Description of the task — Give back all the data exactly, line by line.

────

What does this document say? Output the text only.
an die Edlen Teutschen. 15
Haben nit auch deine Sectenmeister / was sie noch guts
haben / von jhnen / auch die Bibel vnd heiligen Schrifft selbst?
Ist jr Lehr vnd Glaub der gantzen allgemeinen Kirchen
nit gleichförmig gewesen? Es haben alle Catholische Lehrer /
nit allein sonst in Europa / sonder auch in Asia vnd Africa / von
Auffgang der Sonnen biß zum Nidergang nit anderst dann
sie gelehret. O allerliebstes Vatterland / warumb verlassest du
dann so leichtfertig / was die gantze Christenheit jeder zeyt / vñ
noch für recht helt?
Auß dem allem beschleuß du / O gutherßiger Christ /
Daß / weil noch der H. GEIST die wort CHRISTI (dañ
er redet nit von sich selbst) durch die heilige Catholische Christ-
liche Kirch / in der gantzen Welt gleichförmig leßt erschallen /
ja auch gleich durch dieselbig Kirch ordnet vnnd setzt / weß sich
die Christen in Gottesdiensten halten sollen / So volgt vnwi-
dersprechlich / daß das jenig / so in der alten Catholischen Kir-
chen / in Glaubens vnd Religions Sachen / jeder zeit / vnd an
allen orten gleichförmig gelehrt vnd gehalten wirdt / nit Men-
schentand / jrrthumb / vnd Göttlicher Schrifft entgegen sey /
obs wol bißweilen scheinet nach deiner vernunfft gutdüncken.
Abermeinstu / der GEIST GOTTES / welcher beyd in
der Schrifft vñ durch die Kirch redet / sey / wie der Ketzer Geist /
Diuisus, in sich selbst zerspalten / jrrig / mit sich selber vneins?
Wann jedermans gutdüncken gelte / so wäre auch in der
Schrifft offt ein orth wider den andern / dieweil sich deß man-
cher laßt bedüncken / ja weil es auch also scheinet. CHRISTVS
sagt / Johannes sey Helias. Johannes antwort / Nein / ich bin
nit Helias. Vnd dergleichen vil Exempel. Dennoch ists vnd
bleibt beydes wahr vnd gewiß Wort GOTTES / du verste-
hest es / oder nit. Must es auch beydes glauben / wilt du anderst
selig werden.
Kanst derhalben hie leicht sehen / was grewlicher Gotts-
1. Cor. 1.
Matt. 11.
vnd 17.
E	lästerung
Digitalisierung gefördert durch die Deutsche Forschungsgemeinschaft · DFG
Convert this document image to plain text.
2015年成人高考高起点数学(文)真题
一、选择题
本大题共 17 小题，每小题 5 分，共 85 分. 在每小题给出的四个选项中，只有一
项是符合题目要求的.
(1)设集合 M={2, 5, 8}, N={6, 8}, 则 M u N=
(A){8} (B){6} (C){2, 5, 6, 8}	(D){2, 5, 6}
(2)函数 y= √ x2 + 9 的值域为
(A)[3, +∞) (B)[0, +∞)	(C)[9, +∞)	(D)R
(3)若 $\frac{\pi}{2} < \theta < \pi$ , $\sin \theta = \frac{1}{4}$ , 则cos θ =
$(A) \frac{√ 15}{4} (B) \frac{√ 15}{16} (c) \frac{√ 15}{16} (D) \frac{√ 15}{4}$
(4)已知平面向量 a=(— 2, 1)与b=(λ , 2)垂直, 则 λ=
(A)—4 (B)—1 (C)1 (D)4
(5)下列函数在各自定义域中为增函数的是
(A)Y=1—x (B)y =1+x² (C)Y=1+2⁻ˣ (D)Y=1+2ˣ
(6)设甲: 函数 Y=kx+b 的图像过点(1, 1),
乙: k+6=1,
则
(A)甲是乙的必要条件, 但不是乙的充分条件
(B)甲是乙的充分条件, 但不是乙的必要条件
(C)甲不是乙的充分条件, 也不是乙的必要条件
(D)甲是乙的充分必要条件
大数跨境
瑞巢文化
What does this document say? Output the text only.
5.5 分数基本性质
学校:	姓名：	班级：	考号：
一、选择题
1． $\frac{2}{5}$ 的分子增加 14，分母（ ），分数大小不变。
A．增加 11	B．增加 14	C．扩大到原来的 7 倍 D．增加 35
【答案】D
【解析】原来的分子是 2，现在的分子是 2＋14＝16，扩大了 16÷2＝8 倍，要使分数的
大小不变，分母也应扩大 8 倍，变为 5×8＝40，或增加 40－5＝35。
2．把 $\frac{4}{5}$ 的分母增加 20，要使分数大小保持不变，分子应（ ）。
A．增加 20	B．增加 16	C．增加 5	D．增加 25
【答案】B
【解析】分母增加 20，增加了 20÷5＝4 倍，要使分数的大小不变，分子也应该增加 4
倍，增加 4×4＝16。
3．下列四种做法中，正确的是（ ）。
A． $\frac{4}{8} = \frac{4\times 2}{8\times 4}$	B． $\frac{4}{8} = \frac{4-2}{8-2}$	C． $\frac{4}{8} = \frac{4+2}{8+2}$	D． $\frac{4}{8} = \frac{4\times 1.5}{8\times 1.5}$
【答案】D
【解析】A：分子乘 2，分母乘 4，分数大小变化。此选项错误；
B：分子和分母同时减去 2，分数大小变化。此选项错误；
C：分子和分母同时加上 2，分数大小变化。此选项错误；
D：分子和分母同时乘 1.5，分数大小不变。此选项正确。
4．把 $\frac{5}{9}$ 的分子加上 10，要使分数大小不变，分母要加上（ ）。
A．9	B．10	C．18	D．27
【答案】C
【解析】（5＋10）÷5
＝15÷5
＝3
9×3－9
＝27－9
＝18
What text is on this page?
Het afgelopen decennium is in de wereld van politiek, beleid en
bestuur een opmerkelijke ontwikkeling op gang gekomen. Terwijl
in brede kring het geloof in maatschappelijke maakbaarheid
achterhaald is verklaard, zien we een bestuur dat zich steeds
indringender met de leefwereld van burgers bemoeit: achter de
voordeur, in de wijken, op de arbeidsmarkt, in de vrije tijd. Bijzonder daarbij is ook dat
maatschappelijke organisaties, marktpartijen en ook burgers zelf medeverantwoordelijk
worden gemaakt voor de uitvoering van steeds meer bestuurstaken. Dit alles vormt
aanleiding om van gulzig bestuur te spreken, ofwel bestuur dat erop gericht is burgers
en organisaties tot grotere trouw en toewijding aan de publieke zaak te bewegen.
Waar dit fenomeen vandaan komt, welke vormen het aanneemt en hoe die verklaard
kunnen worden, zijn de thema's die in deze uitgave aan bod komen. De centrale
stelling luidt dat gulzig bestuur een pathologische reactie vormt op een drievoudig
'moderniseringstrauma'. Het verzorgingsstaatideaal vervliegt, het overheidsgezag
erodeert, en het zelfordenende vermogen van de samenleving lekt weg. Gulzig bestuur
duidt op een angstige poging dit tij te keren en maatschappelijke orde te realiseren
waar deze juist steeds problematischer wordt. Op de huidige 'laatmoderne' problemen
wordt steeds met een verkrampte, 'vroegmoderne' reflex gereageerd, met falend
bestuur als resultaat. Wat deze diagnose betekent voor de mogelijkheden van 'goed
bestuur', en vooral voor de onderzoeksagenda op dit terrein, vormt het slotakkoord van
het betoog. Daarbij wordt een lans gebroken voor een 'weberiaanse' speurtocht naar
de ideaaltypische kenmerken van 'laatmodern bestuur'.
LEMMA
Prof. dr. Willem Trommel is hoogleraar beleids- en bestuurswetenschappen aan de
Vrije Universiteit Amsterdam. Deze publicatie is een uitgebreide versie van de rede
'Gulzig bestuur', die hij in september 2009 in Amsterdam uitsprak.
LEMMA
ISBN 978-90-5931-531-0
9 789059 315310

────

The solution —
What does this document say? Output the text only.
an die Edlen Teutschen. 15
Haben nit auch deine Sectenmeister / was sie noch guts
haben / von jhnen / auch die Bibel vnd heiligen Schrifft selbst?
Ist jr Lehr vnd Glaub der gantzen allgemeinen Kirchen
nit gleichförmig gewesen? Es haben alle Catholische Lehrer /
nit allein sonst in Europa / sonder auch in Asia vnd Africa / von
Auffgang der Sonnen biß zum Nidergang nit anderst dann
sie gelehret. O allerliebstes Vatterland / warumb verlassest du
dann so leichtfertig / was die gantze Christenheit jeder zeyt / vñ
noch für recht helt?
Auß dem allem beschleuß du / O gutherßiger Christ /
Daß / weil noch der H. GEIST die wort CHRISTI (dañ
er redet nit von sich selbst) durch die heilige Catholische Christ-
liche Kirch / in der gantzen Welt gleichförmig leßt erschallen /
ja auch gleich durch dieselbig Kirch ordnet vnnd setzt / weß sich
die Christen in Gottesdiensten halten sollen / So volgt vnwi-
dersprechlich / daß das jenig / so in der alten Catholischen Kir-
chen / in Glaubens vnd Religions Sachen / jeder zeit / vnd an
allen orten gleichförmig gelehrt vnd gehalten wirdt / nit Men-
schentand / jrrthumb / vnd Göttlicher Schrifft entgegen sey /
obs wol bißweilen scheinet nach deiner vernunfft gutdüncken.
Abermeinstu / der GEIST GOTTES / welcher beyd in
der Schrifft vñ durch die Kirch redet / sey / wie der Ketzer Geist /
Diuisus, in sich selbst zerspalten / jrrig / mit sich selber vneins?
Wann jedermans gutdüncken gelte / so wäre auch in der
Schrifft offt ein orth wider den andern / dieweil sich deß man-
cher laßt bedüncken / ja weil es auch also scheinet. CHRISTVS
sagt / Johannes sey Helias. Johannes antwort / Nein / ich bin
nit Helias. Vnd dergleichen vil Exempel. Dennoch ists vnd
bleibt beydes wahr vnd gewiß Wort GOTTES / du verste-
hest es / oder nit. Must es auch beydes glauben / wilt du anderst
selig werden.
Kanst derhalben hie leicht sehen / was grewlicher Gotts-
1. Cor. 1.
Matt. 11.
vnd 17.
E	lästerung
Digitalisierung gefördert durch die Deutsche Forschungsgemeinschaft · DFG
Convert this document image to plain text.
2015年成人高考高起点数学(文)真题
一、选择题
本大题共 17 小题，每小题 5 分，共 85 分. 在每小题给出的四个选项中，只有一
项是符合题目要求的.
(1)设集合 M={2, 5, 8}, N={6, 8}, 则 M u N=
(A){8} (B){6} (C){2, 5, 6, 8}	(D){2, 5, 6}
(2)函数 y= √ x2 + 9 的值域为
(A)[3, +∞) (B)[0, +∞)	(C)[9, +∞)	(D)R
(3)若 $\frac{\pi}{2} < \theta < \pi$ , $\sin \theta = \frac{1}{4}$ , 则cos θ =
$(A) \frac{√ 15}{4} (B) \frac{√ 15}{16} (c) \frac{√ 15}{16} (D) \frac{√ 15}{4}$
(4)已知平面向量 a=(— 2, 1)与b=(λ , 2)垂直, 则 λ=
(A)—4 (B)—1 (C)1 (D)4
(5)下列函数在各自定义域中为增函数的是
(A)Y=1—x (B)y =1+x² (C)Y=1+2⁻ˣ (D)Y=1+2ˣ
(6)设甲: 函数 Y=kx+b 的图像过点(1, 1),
乙: k+6=1,
则
(A)甲是乙的必要条件, 但不是乙的充分条件
(B)甲是乙的充分条件, 但不是乙的必要条件
(C)甲不是乙的充分条件, 也不是乙的必要条件
(D)甲是乙的充分必要条件
大数跨境
瑞巢文化
What does this document say? Output the text only.
5.5 分数基本性质
学校:	姓名：	班级：	考号：
一、选择题
1． $\frac{2}{5}$ 的分子增加 14，分母（ ），分数大小不变。
A．增加 11	B．增加 14	C．扩大到原来的 7 倍 D．增加 35
【答案】D
【解析】原来的分子是 2，现在的分子是 2＋14＝16，扩大了 16÷2＝8 倍，要使分数的
大小不变，分母也应扩大 8 倍，变为 5×8＝40，或增加 40－5＝35。
2．把 $\frac{4}{5}$ 的分母增加 20，要使分数大小保持不变，分子应（ ）。
A．增加 20	B．增加 16	C．增加 5	D．增加 25
【答案】B
【解析】分母增加 20，增加了 20÷5＝4 倍，要使分数的大小不变，分子也应该增加 4
倍，增加 4×4＝16。
3．下列四种做法中，正确的是（ ）。
A． $\frac{4}{8} = \frac{4\times 2}{8\times 4}$	B． $\frac{4}{8} = \frac{4-2}{8-2}$	C． $\frac{4}{8} = \frac{4+2}{8+2}$	D． $\frac{4}{8} = \frac{4\times 1.5}{8\times 1.5}$
【答案】D
【解析】A：分子乘 2，分母乘 4，分数大小变化。此选项错误；
B：分子和分母同时减去 2，分数大小变化。此选项错误；
C：分子和分母同时加上 2，分数大小变化。此选项错误；
D：分子和分母同时乘 1.5，分数大小不变。此选项正确。
4．把 $\frac{5}{9}$ 的分子加上 10，要使分数大小不变，分母要加上（ ）。
A．9	B．10	C．18	D．27
【答案】C
【解析】（5＋10）÷5
＝15÷5
＝3
9×3－9
＝27－9
＝18
What text is on this page?
Het afgelopen decennium is in de wereld van politiek, beleid en
bestuur een opmerkelijke ontwikkeling op gang gekomen. Terwijl
in brede kring het geloof in maatschappelijke maakbaarheid
achterhaald is verklaard, zien we een bestuur dat zich steeds
indringender met de leefwereld van burgers bemoeit: achter de
voordeur, in de wijken, op de arbeidsmarkt, in de vrije tijd. Bijzonder daarbij is ook dat
maatschappelijke organisaties, marktpartijen en ook burgers zelf medeverantwoordelijk
worden gemaakt voor de uitvoering van steeds meer bestuurstaken. Dit alles vormt
aanleiding om van gulzig bestuur te spreken, ofwel bestuur dat erop gericht is burgers
en organisaties tot grotere trouw en toewijding aan de publieke zaak te bewegen.
Waar dit fenomeen vandaan komt, welke vormen het aanneemt en hoe die verklaard
kunnen worden, zijn de thema's die in deze uitgave aan bod komen. De centrale
stelling luidt dat gulzig bestuur een pathologische reactie vormt op een drievoudig
'moderniseringstrauma'. Het verzorgingsstaatideaal vervliegt, het overheidsgezag
erodeert, en het zelfordenende vermogen van de samenleving lekt weg. Gulzig bestuur
duidt op een angstige poging dit tij te keren en maatschappelijke orde te realiseren
waar deze juist steeds problematischer wordt. Op de huidige 'laatmoderne' problemen
wordt steeds met een verkrampte, 'vroegmoderne' reflex gereageerd, met falend
bestuur als resultaat. Wat deze diagnose betekent voor de mogelijkheden van 'goed
bestuur', en vooral voor de onderzoeksagenda op dit terrein, vormt het slotakkoord van
het betoog. Daarbij wordt een lans gebroken voor een 'weberiaanse' speurtocht naar
de ideaaltypische kenmerken van 'laatmodern bestuur'.
LEMMA
Prof. dr. Willem Trommel is hoogleraar beleids- en bestuurswetenschappen aan de
Vrije Universiteit Amsterdam. Deze publicatie is een uitgebreide versie van de rede
'Gulzig bestuur', die hij in september 2009 in Amsterdam uitsprak.
LEMMA
ISBN 978-90-5931-531-0
9 789059 315310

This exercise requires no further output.